▶ [Records shown]:

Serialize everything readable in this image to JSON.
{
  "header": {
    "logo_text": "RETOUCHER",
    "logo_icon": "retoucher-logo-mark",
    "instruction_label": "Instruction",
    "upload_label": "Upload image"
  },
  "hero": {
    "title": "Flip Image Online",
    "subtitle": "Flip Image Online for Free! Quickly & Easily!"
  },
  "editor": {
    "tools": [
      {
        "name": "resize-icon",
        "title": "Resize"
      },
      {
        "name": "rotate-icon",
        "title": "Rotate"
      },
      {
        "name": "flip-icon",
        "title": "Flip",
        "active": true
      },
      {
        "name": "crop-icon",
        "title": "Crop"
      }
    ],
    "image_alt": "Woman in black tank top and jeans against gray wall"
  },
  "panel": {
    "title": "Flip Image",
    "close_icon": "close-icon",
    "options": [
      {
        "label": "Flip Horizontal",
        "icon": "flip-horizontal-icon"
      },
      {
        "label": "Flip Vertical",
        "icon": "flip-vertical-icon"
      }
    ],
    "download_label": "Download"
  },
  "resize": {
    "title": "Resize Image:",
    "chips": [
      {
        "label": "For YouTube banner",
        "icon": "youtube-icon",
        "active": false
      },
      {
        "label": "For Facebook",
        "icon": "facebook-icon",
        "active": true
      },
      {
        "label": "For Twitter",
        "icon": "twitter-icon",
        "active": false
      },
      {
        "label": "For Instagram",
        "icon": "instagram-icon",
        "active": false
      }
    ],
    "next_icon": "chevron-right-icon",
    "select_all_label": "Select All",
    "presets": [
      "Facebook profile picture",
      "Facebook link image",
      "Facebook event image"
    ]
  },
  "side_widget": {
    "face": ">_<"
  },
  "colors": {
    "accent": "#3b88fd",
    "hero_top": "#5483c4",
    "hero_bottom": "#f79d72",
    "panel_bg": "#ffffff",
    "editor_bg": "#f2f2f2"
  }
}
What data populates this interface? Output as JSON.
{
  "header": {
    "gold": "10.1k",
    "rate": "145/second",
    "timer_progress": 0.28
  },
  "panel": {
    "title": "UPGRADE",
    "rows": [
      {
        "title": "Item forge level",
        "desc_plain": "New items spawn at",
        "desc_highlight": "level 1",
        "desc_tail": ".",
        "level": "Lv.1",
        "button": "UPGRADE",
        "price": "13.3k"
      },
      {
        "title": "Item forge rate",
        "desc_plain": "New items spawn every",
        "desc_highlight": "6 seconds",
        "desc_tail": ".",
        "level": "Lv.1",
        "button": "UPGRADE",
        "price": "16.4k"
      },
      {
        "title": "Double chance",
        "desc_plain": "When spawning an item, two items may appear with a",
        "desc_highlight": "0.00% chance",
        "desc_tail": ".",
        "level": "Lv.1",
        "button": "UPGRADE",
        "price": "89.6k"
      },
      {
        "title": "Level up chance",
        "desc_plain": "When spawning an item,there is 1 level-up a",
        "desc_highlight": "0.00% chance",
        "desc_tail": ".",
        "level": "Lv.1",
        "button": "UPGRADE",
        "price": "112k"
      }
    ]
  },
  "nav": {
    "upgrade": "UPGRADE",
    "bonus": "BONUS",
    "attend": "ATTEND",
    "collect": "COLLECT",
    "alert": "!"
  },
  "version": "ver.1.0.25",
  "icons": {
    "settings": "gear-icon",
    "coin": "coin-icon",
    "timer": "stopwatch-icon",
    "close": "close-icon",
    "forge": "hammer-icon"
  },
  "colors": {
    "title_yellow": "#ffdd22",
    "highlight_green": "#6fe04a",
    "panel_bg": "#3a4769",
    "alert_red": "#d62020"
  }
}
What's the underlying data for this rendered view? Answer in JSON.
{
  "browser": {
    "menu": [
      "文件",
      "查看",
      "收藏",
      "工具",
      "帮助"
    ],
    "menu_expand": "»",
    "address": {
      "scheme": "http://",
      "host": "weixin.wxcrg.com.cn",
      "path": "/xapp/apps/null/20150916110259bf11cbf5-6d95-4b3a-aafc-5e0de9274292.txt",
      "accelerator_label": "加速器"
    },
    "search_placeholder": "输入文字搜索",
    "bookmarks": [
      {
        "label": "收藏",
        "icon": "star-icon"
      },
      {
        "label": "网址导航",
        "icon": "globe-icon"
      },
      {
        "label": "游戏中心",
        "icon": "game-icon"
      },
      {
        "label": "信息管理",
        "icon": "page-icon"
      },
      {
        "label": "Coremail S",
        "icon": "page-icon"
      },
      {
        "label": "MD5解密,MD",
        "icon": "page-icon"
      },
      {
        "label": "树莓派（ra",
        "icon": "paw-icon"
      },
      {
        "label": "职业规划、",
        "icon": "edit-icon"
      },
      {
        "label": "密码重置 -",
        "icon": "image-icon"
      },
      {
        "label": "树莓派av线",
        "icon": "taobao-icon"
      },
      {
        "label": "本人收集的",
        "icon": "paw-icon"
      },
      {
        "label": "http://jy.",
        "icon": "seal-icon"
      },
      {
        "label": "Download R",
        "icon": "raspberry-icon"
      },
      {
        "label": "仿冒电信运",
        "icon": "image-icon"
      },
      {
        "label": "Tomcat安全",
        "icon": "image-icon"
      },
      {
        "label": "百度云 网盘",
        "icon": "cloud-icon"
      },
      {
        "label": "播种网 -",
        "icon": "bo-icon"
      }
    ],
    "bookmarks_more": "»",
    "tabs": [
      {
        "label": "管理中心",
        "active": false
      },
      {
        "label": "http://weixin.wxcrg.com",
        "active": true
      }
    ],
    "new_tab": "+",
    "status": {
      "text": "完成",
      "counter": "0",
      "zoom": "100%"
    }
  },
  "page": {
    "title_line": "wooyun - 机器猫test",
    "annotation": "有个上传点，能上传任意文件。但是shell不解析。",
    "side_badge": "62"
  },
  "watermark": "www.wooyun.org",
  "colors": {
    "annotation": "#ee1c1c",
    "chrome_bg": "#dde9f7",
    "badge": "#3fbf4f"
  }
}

▶ [Exercise aim]:
Extract the complete listing verbatim.

▶ [Exercise answer]:
Serialize everything readable in this image to JSON.
{
  "header": {
    "logo_text": "RETOUCHER",
    "logo_icon": "retoucher-logo-mark",
    "instruction_label": "Instruction",
    "upload_label": "Upload image"
  },
  "hero": {
    "title": "Flip Image Online",
    "subtitle": "Flip Image Online for Free! Quickly & Easily!"
  },
  "editor": {
    "tools": [
      {
        "name": "resize-icon",
        "title": "Resize"
      },
      {
        "name": "rotate-icon",
        "title": "Rotate"
      },
      {
        "name": "flip-icon",
        "title": "Flip",
        "active": true
      },
      {
        "name": "crop-icon",
        "title": "Crop"
      }
    ],
    "image_alt": "Woman in black tank top and jeans against gray wall"
  },
  "panel": {
    "title": "Flip Image",
    "close_icon": "close-icon",
    "options": [
      {
        "label": "Flip Horizontal",
        "icon": "flip-horizontal-icon"
      },
      {
        "label": "Flip Vertical",
        "icon": "flip-vertical-icon"
      }
    ],
    "download_label": "Download"
  },
  "resize": {
    "title": "Resize Image:",
    "chips": [
      {
        "label": "For YouTube banner",
        "icon": "youtube-icon",
        "active": false
      },
      {
        "label": "For Facebook",
        "icon": "facebook-icon",
        "active": true
      },
      {
        "label": "For Twitter",
        "icon": "twitter-icon",
        "active": false
      },
      {
        "label": "For Instagram",
        "icon": "instagram-icon",
        "active": false
      }
    ],
    "next_icon": "chevron-right-icon",
    "select_all_label": "Select All",
    "presets": [
      "Facebook profile picture",
      "Facebook link image",
      "Facebook event image"
    ]
  },
  "side_widget": {
    "face": ">_<"
  },
  "colors": {
    "accent": "#3b88fd",
    "hero_top": "#5483c4",
    "hero_bottom": "#f79d72",
    "panel_bg": "#ffffff",
    "editor_bg": "#f2f2f2"
  }
}
What data populates this interface? Output as JSON.
{
  "header": {
    "gold": "10.1k",
    "rate": "145/second",
    "timer_progress": 0.28
  },
  "panel": {
    "title": "UPGRADE",
    "rows": [
      {
        "title": "Item forge level",
        "desc_plain": "New items spawn at",
        "desc_highlight": "level 1",
        "desc_tail": ".",
        "level": "Lv.1",
        "button": "UPGRADE",
        "price": "13.3k"
      },
      {
        "title": "Item forge rate",
        "desc_plain": "New items spawn every",
        "desc_highlight": "6 seconds",
        "desc_tail": ".",
        "level": "Lv.1",
        "button": "UPGRADE",
        "price": "16.4k"
      },
      {
        "title": "Double chance",
        "desc_plain": "When spawning an item, two items may appear with a",
        "desc_highlight": "0.00% chance",
        "desc_tail": ".",
        "level": "Lv.1",
        "button": "UPGRADE",
        "price": "89.6k"
      },
      {
        "title": "Level up chance",
        "desc_plain": "When spawning an item,there is 1 level-up a",
        "desc_highlight": "0.00% chance",
        "desc_tail": ".",
        "level": "Lv.1",
        "button": "UPGRADE",
        "price": "112k"
      }
    ]
  },
  "nav": {
    "upgrade": "UPGRADE",
    "bonus": "BONUS",
    "attend": "ATTEND",
    "collect": "COLLECT",
    "alert": "!"
  },
  "version": "ver.1.0.25",
  "icons": {
    "settings": "gear-icon",
    "coin": "coin-icon",
    "timer": "stopwatch-icon",
    "close": "close-icon",
    "forge": "hammer-icon"
  },
  "colors": {
    "title_yellow": "#ffdd22",
    "highlight_green": "#6fe04a",
    "panel_bg": "#3a4769",
    "alert_red": "#d62020"
  }
}
What's the underlying data for this rendered view? Answer in JSON.
{
  "browser": {
    "menu": [
      "文件",
      "查看",
      "收藏",
      "工具",
      "帮助"
    ],
    "menu_expand": "»",
    "address": {
      "scheme": "http://",
      "host": "weixin.wxcrg.com.cn",
      "path": "/xapp/apps/null/20150916110259bf11cbf5-6d95-4b3a-aafc-5e0de9274292.txt",
      "accelerator_label": "加速器"
    },
    "search_placeholder": "输入文字搜索",
    "bookmarks": [
      {
        "label": "收藏",
        "icon": "star-icon"
      },
      {
        "label": "网址导航",
        "icon": "globe-icon"
      },
      {
        "label": "游戏中心",
        "icon": "game-icon"
      },
      {
        "label": "信息管理",
        "icon": "page-icon"
      },
      {
        "label": "Coremail S",
        "icon": "page-icon"
      },
      {
        "label": "MD5解密,MD",
        "icon": "page-icon"
      },
      {
        "label": "树莓派（ra",
        "icon": "paw-icon"
      },
      {
        "label": "职业规划、",
        "icon": "edit-icon"
      },
      {
        "label": "密码重置 -",
        "icon": "image-icon"
      },
      {
        "label": "树莓派av线",
        "icon": "taobao-icon"
      },
      {
        "label": "本人收集的",
        "icon": "paw-icon"
      },
      {
        "label": "http://jy.",
        "icon": "seal-icon"
      },
      {
        "label": "Download R",
        "icon": "raspberry-icon"
      },
      {
        "label": "仿冒电信运",
        "icon": "image-icon"
      },
      {
        "label": "Tomcat安全",
        "icon": "image-icon"
      },
      {
        "label": "百度云 网盘",
        "icon": "cloud-icon"
      },
      {
        "label": "播种网 -",
        "icon": "bo-icon"
      }
    ],
    "bookmarks_more": "»",
    "tabs": [
      {
        "label": "管理中心",
        "active": false
      },
      {
        "label": "http://weixin.wxcrg.com",
        "active": true
      }
    ],
    "new_tab": "+",
    "status": {
      "text": "完成",
      "counter": "0",
      "zoom": "100%"
    }
  },
  "page": {
    "title_line": "wooyun - 机器猫test",
    "annotation": "有个上传点，能上传任意文件。但是shell不解析。",
    "side_badge": "62"
  },
  "watermark": "www.wooyun.org",
  "colors": {
    "annotation": "#ee1c1c",
    "chrome_bg": "#dde9f7",
    "badge": "#3fbf4f"
  }
}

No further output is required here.